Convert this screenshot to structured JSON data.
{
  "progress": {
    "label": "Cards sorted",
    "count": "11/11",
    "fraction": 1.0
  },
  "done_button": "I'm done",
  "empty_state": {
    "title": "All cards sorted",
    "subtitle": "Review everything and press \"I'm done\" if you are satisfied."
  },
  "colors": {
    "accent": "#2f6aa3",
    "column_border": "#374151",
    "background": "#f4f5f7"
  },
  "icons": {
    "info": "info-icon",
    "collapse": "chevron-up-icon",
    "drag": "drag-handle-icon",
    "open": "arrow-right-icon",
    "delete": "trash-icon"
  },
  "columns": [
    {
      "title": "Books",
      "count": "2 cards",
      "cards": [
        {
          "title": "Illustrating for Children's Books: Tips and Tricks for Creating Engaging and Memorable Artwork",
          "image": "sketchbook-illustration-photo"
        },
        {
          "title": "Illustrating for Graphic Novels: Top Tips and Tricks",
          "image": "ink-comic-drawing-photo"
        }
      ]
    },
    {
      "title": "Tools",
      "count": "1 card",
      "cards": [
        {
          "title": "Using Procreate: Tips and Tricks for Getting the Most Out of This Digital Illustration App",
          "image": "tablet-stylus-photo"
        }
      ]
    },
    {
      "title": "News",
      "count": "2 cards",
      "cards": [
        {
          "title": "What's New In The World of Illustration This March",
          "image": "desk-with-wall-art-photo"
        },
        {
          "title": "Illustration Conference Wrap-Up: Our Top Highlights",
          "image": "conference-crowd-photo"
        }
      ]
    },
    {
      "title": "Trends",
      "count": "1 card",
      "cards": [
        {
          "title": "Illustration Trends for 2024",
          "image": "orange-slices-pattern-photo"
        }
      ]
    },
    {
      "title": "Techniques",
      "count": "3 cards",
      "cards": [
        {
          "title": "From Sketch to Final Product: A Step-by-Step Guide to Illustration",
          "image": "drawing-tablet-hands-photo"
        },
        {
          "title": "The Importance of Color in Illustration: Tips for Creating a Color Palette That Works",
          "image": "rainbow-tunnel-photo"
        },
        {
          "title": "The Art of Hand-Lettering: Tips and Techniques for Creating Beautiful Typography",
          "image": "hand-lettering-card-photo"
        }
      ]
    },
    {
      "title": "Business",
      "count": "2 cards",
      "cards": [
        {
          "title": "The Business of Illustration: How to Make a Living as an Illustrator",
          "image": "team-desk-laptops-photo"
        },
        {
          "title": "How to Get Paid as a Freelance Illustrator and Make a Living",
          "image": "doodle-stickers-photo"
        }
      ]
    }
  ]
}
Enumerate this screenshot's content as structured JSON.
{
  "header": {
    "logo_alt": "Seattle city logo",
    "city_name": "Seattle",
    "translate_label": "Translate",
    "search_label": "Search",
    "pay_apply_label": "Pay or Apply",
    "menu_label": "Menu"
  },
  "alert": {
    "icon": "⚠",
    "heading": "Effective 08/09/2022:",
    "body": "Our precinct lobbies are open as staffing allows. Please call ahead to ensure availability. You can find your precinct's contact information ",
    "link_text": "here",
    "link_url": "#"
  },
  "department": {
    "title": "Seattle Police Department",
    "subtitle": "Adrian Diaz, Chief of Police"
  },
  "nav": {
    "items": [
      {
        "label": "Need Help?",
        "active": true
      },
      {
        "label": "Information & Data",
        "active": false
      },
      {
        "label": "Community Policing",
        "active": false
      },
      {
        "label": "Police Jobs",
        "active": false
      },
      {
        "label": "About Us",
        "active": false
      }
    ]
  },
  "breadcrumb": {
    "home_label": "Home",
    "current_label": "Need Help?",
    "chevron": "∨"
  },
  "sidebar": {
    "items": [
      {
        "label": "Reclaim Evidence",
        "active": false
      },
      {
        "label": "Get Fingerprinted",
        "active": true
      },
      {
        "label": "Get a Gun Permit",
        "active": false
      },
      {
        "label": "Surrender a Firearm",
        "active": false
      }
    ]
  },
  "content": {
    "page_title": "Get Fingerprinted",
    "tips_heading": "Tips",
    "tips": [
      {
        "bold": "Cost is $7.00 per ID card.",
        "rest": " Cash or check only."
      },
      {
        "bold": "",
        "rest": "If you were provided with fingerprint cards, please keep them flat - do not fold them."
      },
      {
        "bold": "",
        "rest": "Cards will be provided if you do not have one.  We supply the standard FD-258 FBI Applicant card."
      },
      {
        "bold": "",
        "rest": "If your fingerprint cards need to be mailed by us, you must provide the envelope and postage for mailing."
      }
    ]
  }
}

————

== SET TASK ==
Reproduce all the data word for word.

== EXERCISE SOLUTION ==
Convert this screenshot to structured JSON data.
{
  "progress": {
    "label": "Cards sorted",
    "count": "11/11",
    "fraction": 1.0
  },
  "done_button": "I'm done",
  "empty_state": {
    "title": "All cards sorted",
    "subtitle": "Review everything and press \"I'm done\" if you are satisfied."
  },
  "colors": {
    "accent": "#2f6aa3",
    "column_border": "#374151",
    "background": "#f4f5f7"
  },
  "icons": {
    "info": "info-icon",
    "collapse": "chevron-up-icon",
    "drag": "drag-handle-icon",
    "open": "arrow-right-icon",
    "delete": "trash-icon"
  },
  "columns": [
    {
      "title": "Books",
      "count": "2 cards",
      "cards": [
        {
          "title": "Illustrating for Children's Books: Tips and Tricks for Creating Engaging and Memorable Artwork",
          "image": "sketchbook-illustration-photo"
        },
        {
          "title": "Illustrating for Graphic Novels: Top Tips and Tricks",
          "image": "ink-comic-drawing-photo"
        }
      ]
    },
    {
      "title": "Tools",
      "count": "1 card",
      "cards": [
        {
          "title": "Using Procreate: Tips and Tricks for Getting the Most Out of This Digital Illustration App",
          "image": "tablet-stylus-photo"
        }
      ]
    },
    {
      "title": "News",
      "count": "2 cards",
      "cards": [
        {
          "title": "What's New In The World of Illustration This March",
          "image": "desk-with-wall-art-photo"
        },
        {
          "title": "Illustration Conference Wrap-Up: Our Top Highlights",
          "image": "conference-crowd-photo"
        }
      ]
    },
    {
      "title": "Trends",
      "count": "1 card",
      "cards": [
        {
          "title": "Illustration Trends for 2024",
          "image": "orange-slices-pattern-photo"
        }
      ]
    },
    {
      "title": "Techniques",
      "count": "3 cards",
      "cards": [
        {
          "title": "From Sketch to Final Product: A Step-by-Step Guide to Illustration",
          "image": "drawing-tablet-hands-photo"
        },
        {
          "title": "The Importance of Color in Illustration: Tips for Creating a Color Palette That Works",
          "image": "rainbow-tunnel-photo"
        },
        {
          "title": "The Art of Hand-Lettering: Tips and Techniques for Creating Beautiful Typography",
          "image": "hand-lettering-card-photo"
        }
      ]
    },
    {
      "title": "Business",
      "count": "2 cards",
      "cards": [
        {
          "title": "The Business of Illustration: How to Make a Living as an Illustrator",
          "image": "team-desk-laptops-photo"
        },
        {
          "title": "How to Get Paid as a Freelance Illustrator and Make a Living",
          "image": "doodle-stickers-photo"
        }
      ]
    }
  ]
}
Enumerate this screenshot's content as structured JSON.
{
  "header": {
    "logo_alt": "Seattle city logo",
    "city_name": "Seattle",
    "translate_label": "Translate",
    "search_label": "Search",
    "pay_apply_label": "Pay or Apply",
    "menu_label": "Menu"
  },
  "alert": {
    "icon": "⚠",
    "heading": "Effective 08/09/2022:",
    "body": "Our precinct lobbies are open as staffing allows. Please call ahead to ensure availability. You can find your precinct's contact information ",
    "link_text": "here",
    "link_url": "#"
  },
  "department": {
    "title": "Seattle Police Department",
    "subtitle": "Adrian Diaz, Chief of Police"
  },
  "nav": {
    "items": [
      {
        "label": "Need Help?",
        "active": true
      },
      {
        "label": "Information & Data",
        "active": false
      },
      {
        "label": "Community Policing",
        "active": false
      },
      {
        "label": "Police Jobs",
        "active": false
      },
      {
        "label": "About Us",
        "active": false
      }
    ]
  },
  "breadcrumb": {
    "home_label": "Home",
    "current_label": "Need Help?",
    "chevron": "∨"
  },
  "sidebar": {
    "items": [
      {
        "label": "Reclaim Evidence",
        "active": false
      },
      {
        "label": "Get Fingerprinted",
        "active": true
      },
      {
        "label": "Get a Gun Permit",
        "active": false
      },
      {
        "label": "Surrender a Firearm",
        "active": false
      }
    ]
  },
  "content": {
    "page_title": "Get Fingerprinted",
    "tips_heading": "Tips",
    "tips": [
      {
        "bold": "Cost is $7.00 per ID card.",
        "rest": " Cash or check only."
      },
      {
        "bold": "",
        "rest": "If you were provided with fingerprint cards, please keep them flat - do not fold them."
      },
      {
        "bold": "",
        "rest": "Cards will be provided if you do not have one.  We supply the standard FD-258 FBI Applicant card."
      },
      {
        "bold": "",
        "rest": "If your fingerprint cards need to be mailed by us, you must provide the envelope and postage for mailing."
      }
    ]
  }
}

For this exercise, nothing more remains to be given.